■ CHALLENGE
Write out the entries below once more, exactly.

━━ DATA SECTION

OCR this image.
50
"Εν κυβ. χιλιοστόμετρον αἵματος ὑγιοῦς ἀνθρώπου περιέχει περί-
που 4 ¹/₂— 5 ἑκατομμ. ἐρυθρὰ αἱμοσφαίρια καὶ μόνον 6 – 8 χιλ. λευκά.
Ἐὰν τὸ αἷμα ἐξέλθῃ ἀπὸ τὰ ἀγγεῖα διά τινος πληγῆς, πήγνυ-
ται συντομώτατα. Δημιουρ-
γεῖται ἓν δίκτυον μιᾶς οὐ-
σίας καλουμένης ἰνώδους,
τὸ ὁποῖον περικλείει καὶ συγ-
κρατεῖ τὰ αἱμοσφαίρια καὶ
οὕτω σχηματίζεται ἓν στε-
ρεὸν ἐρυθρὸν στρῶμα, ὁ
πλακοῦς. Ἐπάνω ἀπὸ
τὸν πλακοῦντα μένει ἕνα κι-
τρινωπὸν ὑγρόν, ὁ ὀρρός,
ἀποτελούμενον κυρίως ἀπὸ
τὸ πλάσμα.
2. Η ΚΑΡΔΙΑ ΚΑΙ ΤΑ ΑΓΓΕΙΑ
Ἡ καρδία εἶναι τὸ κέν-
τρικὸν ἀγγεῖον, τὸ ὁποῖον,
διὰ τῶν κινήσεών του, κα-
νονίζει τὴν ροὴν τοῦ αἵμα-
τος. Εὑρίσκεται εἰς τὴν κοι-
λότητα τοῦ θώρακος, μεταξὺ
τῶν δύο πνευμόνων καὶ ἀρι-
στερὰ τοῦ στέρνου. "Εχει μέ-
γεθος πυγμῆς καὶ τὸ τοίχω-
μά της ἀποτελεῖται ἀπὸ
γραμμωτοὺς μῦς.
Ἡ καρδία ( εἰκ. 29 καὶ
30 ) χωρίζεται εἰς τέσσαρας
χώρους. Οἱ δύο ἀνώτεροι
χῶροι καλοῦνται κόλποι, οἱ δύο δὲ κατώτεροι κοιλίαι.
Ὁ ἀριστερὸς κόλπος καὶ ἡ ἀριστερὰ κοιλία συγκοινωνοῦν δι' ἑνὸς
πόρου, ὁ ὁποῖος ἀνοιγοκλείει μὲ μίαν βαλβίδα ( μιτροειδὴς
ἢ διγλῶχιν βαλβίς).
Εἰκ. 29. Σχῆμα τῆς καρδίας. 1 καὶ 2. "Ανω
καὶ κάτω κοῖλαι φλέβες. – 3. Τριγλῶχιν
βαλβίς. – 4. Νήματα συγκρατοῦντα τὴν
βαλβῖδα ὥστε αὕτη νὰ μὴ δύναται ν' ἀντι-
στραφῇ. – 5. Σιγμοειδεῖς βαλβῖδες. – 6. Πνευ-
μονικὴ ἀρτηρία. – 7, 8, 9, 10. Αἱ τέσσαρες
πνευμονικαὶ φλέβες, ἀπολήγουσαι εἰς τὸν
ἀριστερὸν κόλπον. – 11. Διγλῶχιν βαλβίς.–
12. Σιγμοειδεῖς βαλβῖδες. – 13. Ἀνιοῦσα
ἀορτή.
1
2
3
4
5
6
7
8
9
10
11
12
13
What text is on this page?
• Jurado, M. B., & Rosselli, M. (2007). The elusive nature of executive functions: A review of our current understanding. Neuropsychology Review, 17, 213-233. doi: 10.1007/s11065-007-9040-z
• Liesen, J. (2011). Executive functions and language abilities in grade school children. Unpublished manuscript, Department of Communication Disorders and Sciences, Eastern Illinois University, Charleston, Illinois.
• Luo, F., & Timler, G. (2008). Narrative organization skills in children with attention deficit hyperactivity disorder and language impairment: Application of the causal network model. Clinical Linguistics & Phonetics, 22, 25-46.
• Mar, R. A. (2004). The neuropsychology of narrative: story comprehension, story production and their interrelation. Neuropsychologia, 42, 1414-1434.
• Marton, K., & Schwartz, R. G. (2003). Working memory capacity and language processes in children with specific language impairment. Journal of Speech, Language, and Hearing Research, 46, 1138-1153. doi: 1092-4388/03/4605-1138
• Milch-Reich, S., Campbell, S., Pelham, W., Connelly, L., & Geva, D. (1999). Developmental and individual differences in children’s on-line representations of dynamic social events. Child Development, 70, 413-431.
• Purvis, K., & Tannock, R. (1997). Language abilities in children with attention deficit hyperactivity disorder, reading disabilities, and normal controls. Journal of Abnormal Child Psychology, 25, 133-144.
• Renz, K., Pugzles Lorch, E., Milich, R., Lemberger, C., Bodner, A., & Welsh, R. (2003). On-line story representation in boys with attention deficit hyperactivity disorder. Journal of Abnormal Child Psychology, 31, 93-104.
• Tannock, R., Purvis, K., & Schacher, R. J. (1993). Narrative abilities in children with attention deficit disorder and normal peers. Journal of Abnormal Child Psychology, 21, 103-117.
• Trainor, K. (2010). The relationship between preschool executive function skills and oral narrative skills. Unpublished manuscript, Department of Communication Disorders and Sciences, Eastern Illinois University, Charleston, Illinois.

━━━━

■ FULL OUTPUT
OCR this image.
50
"Εν κυβ. χιλιοστόμετρον αἵματος ὑγιοῦς ἀνθρώπου περιέχει περί-
που 4 ¹/₂— 5 ἑκατομμ. ἐρυθρὰ αἱμοσφαίρια καὶ μόνον 6 – 8 χιλ. λευκά.
Ἐὰν τὸ αἷμα ἐξέλθῃ ἀπὸ τὰ ἀγγεῖα διά τινος πληγῆς, πήγνυ-
ται συντομώτατα. Δημιουρ-
γεῖται ἓν δίκτυον μιᾶς οὐ-
σίας καλουμένης ἰνώδους,
τὸ ὁποῖον περικλείει καὶ συγ-
κρατεῖ τὰ αἱμοσφαίρια καὶ
οὕτω σχηματίζεται ἓν στε-
ρεὸν ἐρυθρὸν στρῶμα, ὁ
πλακοῦς. Ἐπάνω ἀπὸ
τὸν πλακοῦντα μένει ἕνα κι-
τρινωπὸν ὑγρόν, ὁ ὀρρός,
ἀποτελούμενον κυρίως ἀπὸ
τὸ πλάσμα.
2. Η ΚΑΡΔΙΑ ΚΑΙ ΤΑ ΑΓΓΕΙΑ
Ἡ καρδία εἶναι τὸ κέν-
τρικὸν ἀγγεῖον, τὸ ὁποῖον,
διὰ τῶν κινήσεών του, κα-
νονίζει τὴν ροὴν τοῦ αἵμα-
τος. Εὑρίσκεται εἰς τὴν κοι-
λότητα τοῦ θώρακος, μεταξὺ
τῶν δύο πνευμόνων καὶ ἀρι-
στερὰ τοῦ στέρνου. "Εχει μέ-
γεθος πυγμῆς καὶ τὸ τοίχω-
μά της ἀποτελεῖται ἀπὸ
γραμμωτοὺς μῦς.
Ἡ καρδία ( εἰκ. 29 καὶ
30 ) χωρίζεται εἰς τέσσαρας
χώρους. Οἱ δύο ἀνώτεροι
χῶροι καλοῦνται κόλποι, οἱ δύο δὲ κατώτεροι κοιλίαι.
Ὁ ἀριστερὸς κόλπος καὶ ἡ ἀριστερὰ κοιλία συγκοινωνοῦν δι' ἑνὸς
πόρου, ὁ ὁποῖος ἀνοιγοκλείει μὲ μίαν βαλβίδα ( μιτροειδὴς
ἢ διγλῶχιν βαλβίς).
Εἰκ. 29. Σχῆμα τῆς καρδίας. 1 καὶ 2. "Ανω
καὶ κάτω κοῖλαι φλέβες. – 3. Τριγλῶχιν
βαλβίς. – 4. Νήματα συγκρατοῦντα τὴν
βαλβῖδα ὥστε αὕτη νὰ μὴ δύναται ν' ἀντι-
στραφῇ. – 5. Σιγμοειδεῖς βαλβῖδες. – 6. Πνευ-
μονικὴ ἀρτηρία. – 7, 8, 9, 10. Αἱ τέσσαρες
πνευμονικαὶ φλέβες, ἀπολήγουσαι εἰς τὸν
ἀριστερὸν κόλπον. – 11. Διγλῶχιν βαλβίς.–
12. Σιγμοειδεῖς βαλβῖδες. – 13. Ἀνιοῦσα
ἀορτή.
1
2
3
4
5
6
7
8
9
10
11
12
13
What text is on this page?
• Jurado, M. B., & Rosselli, M. (2007). The elusive nature of executive functions: A review of our current understanding. Neuropsychology Review, 17, 213-233. doi: 10.1007/s11065-007-9040-z
• Liesen, J. (2011). Executive functions and language abilities in grade school children. Unpublished manuscript, Department of Communication Disorders and Sciences, Eastern Illinois University, Charleston, Illinois.
• Luo, F., & Timler, G. (2008). Narrative organization skills in children with attention deficit hyperactivity disorder and language impairment: Application of the causal network model. Clinical Linguistics & Phonetics, 22, 25-46.
• Mar, R. A. (2004). The neuropsychology of narrative: story comprehension, story production and their interrelation. Neuropsychologia, 42, 1414-1434.
• Marton, K., & Schwartz, R. G. (2003). Working memory capacity and language processes in children with specific language impairment. Journal of Speech, Language, and Hearing Research, 46, 1138-1153. doi: 1092-4388/03/4605-1138
• Milch-Reich, S., Campbell, S., Pelham, W., Connelly, L., & Geva, D. (1999). Developmental and individual differences in children’s on-line representations of dynamic social events. Child Development, 70, 413-431.
• Purvis, K., & Tannock, R. (1997). Language abilities in children with attention deficit hyperactivity disorder, reading disabilities, and normal controls. Journal of Abnormal Child Psychology, 25, 133-144.
• Renz, K., Pugzles Lorch, E., Milich, R., Lemberger, C., Bodner, A., & Welsh, R. (2003). On-line story representation in boys with attention deficit hyperactivity disorder. Journal of Abnormal Child Psychology, 31, 93-104.
• Tannock, R., Purvis, K., & Schacher, R. J. (1993). Narrative abilities in children with attention deficit disorder and normal peers. Journal of Abnormal Child Psychology, 21, 103-117.
• Trainor, K. (2010). The relationship between preschool executive function skills and oral narrative skills. Unpublished manuscript, Department of Communication Disorders and Sciences, Eastern Illinois University, Charleston, Illinois.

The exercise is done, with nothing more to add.